__WRITTEN REQUEST__
The listing below is to be output in its exact form.

__Items from a figure collection__
(begin)
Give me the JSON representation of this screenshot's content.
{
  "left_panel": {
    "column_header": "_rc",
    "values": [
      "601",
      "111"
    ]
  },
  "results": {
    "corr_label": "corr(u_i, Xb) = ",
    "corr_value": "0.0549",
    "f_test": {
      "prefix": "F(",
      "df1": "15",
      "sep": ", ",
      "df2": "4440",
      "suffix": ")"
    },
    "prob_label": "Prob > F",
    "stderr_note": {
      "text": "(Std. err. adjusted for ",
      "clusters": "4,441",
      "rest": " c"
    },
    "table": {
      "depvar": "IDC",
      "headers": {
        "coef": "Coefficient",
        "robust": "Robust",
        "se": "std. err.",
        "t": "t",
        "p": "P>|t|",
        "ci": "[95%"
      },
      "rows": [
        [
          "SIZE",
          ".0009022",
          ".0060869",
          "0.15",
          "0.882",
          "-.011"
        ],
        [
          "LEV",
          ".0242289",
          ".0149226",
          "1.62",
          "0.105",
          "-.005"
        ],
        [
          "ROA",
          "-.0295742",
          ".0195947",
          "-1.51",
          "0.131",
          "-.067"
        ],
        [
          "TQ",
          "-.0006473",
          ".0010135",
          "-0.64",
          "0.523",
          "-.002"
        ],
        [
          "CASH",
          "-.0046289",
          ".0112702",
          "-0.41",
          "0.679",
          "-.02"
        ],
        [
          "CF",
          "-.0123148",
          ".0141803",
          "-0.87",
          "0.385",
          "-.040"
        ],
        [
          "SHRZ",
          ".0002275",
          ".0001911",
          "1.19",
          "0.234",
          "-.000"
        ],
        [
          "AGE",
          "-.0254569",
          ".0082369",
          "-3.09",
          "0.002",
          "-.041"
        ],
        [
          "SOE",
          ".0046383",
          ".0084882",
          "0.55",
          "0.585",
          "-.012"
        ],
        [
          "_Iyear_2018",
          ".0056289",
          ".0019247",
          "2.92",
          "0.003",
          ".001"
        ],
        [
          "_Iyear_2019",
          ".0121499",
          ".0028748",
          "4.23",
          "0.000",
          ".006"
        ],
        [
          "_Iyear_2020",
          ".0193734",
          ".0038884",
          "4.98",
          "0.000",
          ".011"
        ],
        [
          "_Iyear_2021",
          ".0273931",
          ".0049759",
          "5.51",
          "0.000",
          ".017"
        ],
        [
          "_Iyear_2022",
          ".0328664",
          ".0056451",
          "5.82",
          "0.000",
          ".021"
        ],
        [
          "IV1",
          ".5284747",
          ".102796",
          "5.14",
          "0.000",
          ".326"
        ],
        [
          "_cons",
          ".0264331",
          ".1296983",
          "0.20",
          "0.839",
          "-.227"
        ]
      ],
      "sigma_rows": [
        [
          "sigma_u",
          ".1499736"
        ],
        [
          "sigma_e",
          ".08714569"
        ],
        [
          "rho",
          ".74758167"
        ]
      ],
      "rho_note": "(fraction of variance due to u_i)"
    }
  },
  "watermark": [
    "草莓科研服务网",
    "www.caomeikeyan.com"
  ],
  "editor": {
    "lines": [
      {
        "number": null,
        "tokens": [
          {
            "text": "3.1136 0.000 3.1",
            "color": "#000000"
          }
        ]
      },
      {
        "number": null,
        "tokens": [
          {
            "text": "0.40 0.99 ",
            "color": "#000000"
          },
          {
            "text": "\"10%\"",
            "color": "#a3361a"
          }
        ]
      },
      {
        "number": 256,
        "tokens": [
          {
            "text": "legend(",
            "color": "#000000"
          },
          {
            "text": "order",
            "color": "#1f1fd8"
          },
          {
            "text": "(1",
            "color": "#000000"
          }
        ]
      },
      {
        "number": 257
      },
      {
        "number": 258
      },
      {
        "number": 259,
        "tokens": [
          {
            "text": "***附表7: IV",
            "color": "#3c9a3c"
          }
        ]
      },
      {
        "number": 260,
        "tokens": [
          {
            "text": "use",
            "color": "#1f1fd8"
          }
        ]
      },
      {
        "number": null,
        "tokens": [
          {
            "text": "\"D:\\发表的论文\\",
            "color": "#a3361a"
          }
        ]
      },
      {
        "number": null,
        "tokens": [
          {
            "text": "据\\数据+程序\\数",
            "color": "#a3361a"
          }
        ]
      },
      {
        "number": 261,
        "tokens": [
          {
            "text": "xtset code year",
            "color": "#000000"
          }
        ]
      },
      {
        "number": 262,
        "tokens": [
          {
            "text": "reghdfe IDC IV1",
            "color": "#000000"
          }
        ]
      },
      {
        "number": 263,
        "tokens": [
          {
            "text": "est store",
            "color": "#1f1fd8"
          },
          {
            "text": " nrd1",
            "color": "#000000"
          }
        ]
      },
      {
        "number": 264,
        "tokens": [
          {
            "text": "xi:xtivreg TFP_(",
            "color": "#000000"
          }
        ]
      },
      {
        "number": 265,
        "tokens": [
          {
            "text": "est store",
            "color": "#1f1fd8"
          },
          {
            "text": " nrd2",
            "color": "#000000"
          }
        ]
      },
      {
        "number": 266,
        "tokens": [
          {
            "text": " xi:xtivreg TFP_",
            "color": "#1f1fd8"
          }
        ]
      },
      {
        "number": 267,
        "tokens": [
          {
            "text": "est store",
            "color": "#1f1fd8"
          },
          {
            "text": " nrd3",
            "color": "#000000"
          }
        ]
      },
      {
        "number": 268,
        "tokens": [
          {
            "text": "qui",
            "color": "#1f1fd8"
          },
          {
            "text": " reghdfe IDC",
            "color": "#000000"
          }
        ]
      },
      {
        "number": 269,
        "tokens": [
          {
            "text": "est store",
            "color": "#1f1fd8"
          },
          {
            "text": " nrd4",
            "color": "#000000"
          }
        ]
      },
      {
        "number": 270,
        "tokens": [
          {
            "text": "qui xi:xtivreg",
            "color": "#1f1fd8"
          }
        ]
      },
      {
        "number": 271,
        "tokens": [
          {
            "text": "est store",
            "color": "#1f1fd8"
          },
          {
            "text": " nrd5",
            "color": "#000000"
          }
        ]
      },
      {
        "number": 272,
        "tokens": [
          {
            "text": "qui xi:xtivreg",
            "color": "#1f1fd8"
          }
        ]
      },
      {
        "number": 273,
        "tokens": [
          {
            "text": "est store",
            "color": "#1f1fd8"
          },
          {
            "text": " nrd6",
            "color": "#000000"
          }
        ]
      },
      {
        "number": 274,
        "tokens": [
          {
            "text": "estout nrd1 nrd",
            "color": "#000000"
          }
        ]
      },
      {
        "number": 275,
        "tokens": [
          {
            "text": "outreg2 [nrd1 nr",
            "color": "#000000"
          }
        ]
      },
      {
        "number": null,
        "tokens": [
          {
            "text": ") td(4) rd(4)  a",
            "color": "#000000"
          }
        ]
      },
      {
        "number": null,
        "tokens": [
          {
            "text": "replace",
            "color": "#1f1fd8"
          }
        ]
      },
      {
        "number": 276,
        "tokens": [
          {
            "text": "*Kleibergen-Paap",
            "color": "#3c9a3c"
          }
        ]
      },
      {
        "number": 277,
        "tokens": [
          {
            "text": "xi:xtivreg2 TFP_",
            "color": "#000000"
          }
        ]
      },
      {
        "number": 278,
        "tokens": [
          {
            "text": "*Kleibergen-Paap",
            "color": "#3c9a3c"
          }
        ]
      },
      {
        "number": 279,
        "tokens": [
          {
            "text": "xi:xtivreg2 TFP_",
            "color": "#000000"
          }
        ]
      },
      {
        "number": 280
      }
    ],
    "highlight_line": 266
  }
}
(end)
__EXERCISE ANSWER__
Give me the JSON representation of this screenshot's content.
{
  "left_panel": {
    "column_header": "_rc",
    "values": [
      "601",
      "111"
    ]
  },
  "results": {
    "corr_label": "corr(u_i, Xb) = ",
    "corr_value": "0.0549",
    "f_test": {
      "prefix": "F(",
      "df1": "15",
      "sep": ", ",
      "df2": "4440",
      "suffix": ")"
    },
    "prob_label": "Prob > F",
    "stderr_note": {
      "text": "(Std. err. adjusted for ",
      "clusters": "4,441",
      "rest": " c"
    },
    "table": {
      "depvar": "IDC",
      "headers": {
        "coef": "Coefficient",
        "robust": "Robust",
        "se": "std. err.",
        "t": "t",
        "p": "P>|t|",
        "ci": "[95%"
      },
      "rows": [
        [
          "SIZE",
          ".0009022",
          ".0060869",
          "0.15",
          "0.882",
          "-.011"
        ],
        [
          "LEV",
          ".0242289",
          ".0149226",
          "1.62",
          "0.105",
          "-.005"
        ],
        [
          "ROA",
          "-.0295742",
          ".0195947",
          "-1.51",
          "0.131",
          "-.067"
        ],
        [
          "TQ",
          "-.0006473",
          ".0010135",
          "-0.64",
          "0.523",
          "-.002"
        ],
        [
          "CASH",
          "-.0046289",
          ".0112702",
          "-0.41",
          "0.679",
          "-.02"
        ],
        [
          "CF",
          "-.0123148",
          ".0141803",
          "-0.87",
          "0.385",
          "-.040"
        ],
        [
          "SHRZ",
          ".0002275",
          ".0001911",
          "1.19",
          "0.234",
          "-.000"
        ],
        [
          "AGE",
          "-.0254569",
          ".0082369",
          "-3.09",
          "0.002",
          "-.041"
        ],
        [
          "SOE",
          ".0046383",
          ".0084882",
          "0.55",
          "0.585",
          "-.012"
        ],
        [
          "_Iyear_2018",
          ".0056289",
          ".0019247",
          "2.92",
          "0.003",
          ".001"
        ],
        [
          "_Iyear_2019",
          ".0121499",
          ".0028748",
          "4.23",
          "0.000",
          ".006"
        ],
        [
          "_Iyear_2020",
          ".0193734",
          ".0038884",
          "4.98",
          "0.000",
          ".011"
        ],
        [
          "_Iyear_2021",
          ".0273931",
          ".0049759",
          "5.51",
          "0.000",
          ".017"
        ],
        [
          "_Iyear_2022",
          ".0328664",
          ".0056451",
          "5.82",
          "0.000",
          ".021"
        ],
        [
          "IV1",
          ".5284747",
          ".102796",
          "5.14",
          "0.000",
          ".326"
        ],
        [
          "_cons",
          ".0264331",
          ".1296983",
          "0.20",
          "0.839",
          "-.227"
        ]
      ],
      "sigma_rows": [
        [
          "sigma_u",
          ".1499736"
        ],
        [
          "sigma_e",
          ".08714569"
        ],
        [
          "rho",
          ".74758167"
        ]
      ],
      "rho_note": "(fraction of variance due to u_i)"
    }
  },
  "watermark": [
    "草莓科研服务网",
    "www.caomeikeyan.com"
  ],
  "editor": {
    "lines": [
      {
        "number": null,
        "tokens": [
          {
            "text": "3.1136 0.000 3.1",
            "color": "#000000"
          }
        ]
      },
      {
        "number": null,
        "tokens": [
          {
            "text": "0.40 0.99 ",
            "color": "#000000"
          },
          {
            "text": "\"10%\"",
            "color": "#a3361a"
          }
        ]
      },
      {
        "number": 256,
        "tokens": [
          {
            "text": "legend(",
            "color": "#000000"
          },
          {
            "text": "order",
            "color": "#1f1fd8"
          },
          {
            "text": "(1",
            "color": "#000000"
          }
        ]
      },
      {
        "number": 257
      },
      {
        "number": 258
      },
      {
        "number": 259,
        "tokens": [
          {
            "text": "***附表7: IV",
            "color": "#3c9a3c"
          }
        ]
      },
      {
        "number": 260,
        "tokens": [
          {
            "text": "use",
            "color": "#1f1fd8"
          }
        ]
      },
      {
        "number": null,
        "tokens": [
          {
            "text": "\"D:\\发表的论文\\",
            "color": "#a3361a"
          }
        ]
      },
      {
        "number": null,
        "tokens": [
          {
            "text": "据\\数据+程序\\数",
            "color": "#a3361a"
          }
        ]
      },
      {
        "number": 261,
        "tokens": [
          {
            "text": "xtset code year",
            "color": "#000000"
          }
        ]
      },
      {
        "number": 262,
        "tokens": [
          {
            "text": "reghdfe IDC IV1",
            "color": "#000000"
          }
        ]
      },
      {
        "number": 263,
        "tokens": [
          {
            "text": "est store",
            "color": "#1f1fd8"
          },
          {
            "text": " nrd1",
            "color": "#000000"
          }
        ]
      },
      {
        "number": 264,
        "tokens": [
          {
            "text": "xi:xtivreg TFP_(",
            "color": "#000000"
          }
        ]
      },
      {
        "number": 265,
        "tokens": [
          {
            "text": "est store",
            "color": "#1f1fd8"
          },
          {
            "text": " nrd2",
            "color": "#000000"
          }
        ]
      },
      {
        "number": 266,
        "tokens": [
          {
            "text": " xi:xtivreg TFP_",
            "color": "#1f1fd8"
          }
        ]
      },
      {
        "number": 267,
        "tokens": [
          {
            "text": "est store",
            "color": "#1f1fd8"
          },
          {
            "text": " nrd3",
            "color": "#000000"
          }
        ]
      },
      {
        "number": 268,
        "tokens": [
          {
            "text": "qui",
            "color": "#1f1fd8"
          },
          {
            "text": " reghdfe IDC",
            "color": "#000000"
          }
        ]
      },
      {
        "number": 269,
        "tokens": [
          {
            "text": "est store",
            "color": "#1f1fd8"
          },
          {
            "text": " nrd4",
            "color": "#000000"
          }
        ]
      },
      {
        "number": 270,
        "tokens": [
          {
            "text": "qui xi:xtivreg",
            "color": "#1f1fd8"
          }
        ]
      },
      {
        "number": 271,
        "tokens": [
          {
            "text": "est store",
            "color": "#1f1fd8"
          },
          {
            "text": " nrd5",
            "color": "#000000"
          }
        ]
      },
      {
        "number": 272,
        "tokens": [
          {
            "text": "qui xi:xtivreg",
            "color": "#1f1fd8"
          }
        ]
      },
      {
        "number": 273,
        "tokens": [
          {
            "text": "est store",
            "color": "#1f1fd8"
          },
          {
            "text": " nrd6",
            "color": "#000000"
          }
        ]
      },
      {
        "number": 274,
        "tokens": [
          {
            "text": "estout nrd1 nrd",
            "color": "#000000"
          }
        ]
      },
      {
        "number": 275,
        "tokens": [
          {
            "text": "outreg2 [nrd1 nr",
            "color": "#000000"
          }
        ]
      },
      {
        "number": null,
        "tokens": [
          {
            "text": ") td(4) rd(4)  a",
            "color": "#000000"
          }
        ]
      },
      {
        "number": null,
        "tokens": [
          {
            "text": "replace",
            "color": "#1f1fd8"
          }
        ]
      },
      {
        "number": 276,
        "tokens": [
          {
            "text": "*Kleibergen-Paap",
            "color": "#3c9a3c"
          }
        ]
      },
      {
        "number": 277,
        "tokens": [
          {
            "text": "xi:xtivreg2 TFP_",
            "color": "#000000"
          }
        ]
      },
      {
        "number": 278,
        "tokens": [
          {
            "text": "*Kleibergen-Paap",
            "color": "#3c9a3c"
          }
        ]
      },
      {
        "number": 279,
        "tokens": [
          {
            "text": "xi:xtivreg2 TFP_",
            "color": "#000000"
          }
        ]
      },
      {
        "number": 280
      }
    ],
    "highlight_line": 266
  }
}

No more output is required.